Directions for this task →
Select the lines of the records containing the word "JSON" and list them.

========================================

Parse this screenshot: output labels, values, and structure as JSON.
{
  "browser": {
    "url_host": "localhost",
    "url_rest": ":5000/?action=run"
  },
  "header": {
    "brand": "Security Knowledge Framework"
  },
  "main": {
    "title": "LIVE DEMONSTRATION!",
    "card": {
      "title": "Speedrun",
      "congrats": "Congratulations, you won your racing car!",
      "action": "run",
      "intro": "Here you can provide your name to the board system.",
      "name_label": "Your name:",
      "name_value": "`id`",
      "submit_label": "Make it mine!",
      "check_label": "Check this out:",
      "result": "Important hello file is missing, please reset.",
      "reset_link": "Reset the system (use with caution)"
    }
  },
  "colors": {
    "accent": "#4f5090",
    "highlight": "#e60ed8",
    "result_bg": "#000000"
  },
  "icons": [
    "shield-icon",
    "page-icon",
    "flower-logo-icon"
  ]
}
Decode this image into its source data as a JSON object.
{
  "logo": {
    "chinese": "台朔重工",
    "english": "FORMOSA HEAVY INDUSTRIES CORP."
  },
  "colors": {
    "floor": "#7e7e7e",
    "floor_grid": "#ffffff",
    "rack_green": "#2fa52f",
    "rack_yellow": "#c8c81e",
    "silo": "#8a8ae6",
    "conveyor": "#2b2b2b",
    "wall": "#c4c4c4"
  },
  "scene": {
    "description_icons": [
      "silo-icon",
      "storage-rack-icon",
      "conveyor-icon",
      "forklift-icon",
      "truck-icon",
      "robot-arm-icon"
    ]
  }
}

========================================

Task result →
Parse this screenshot: output labels, values, and structure as JSON.
Decode this image into its source data as a JSON object.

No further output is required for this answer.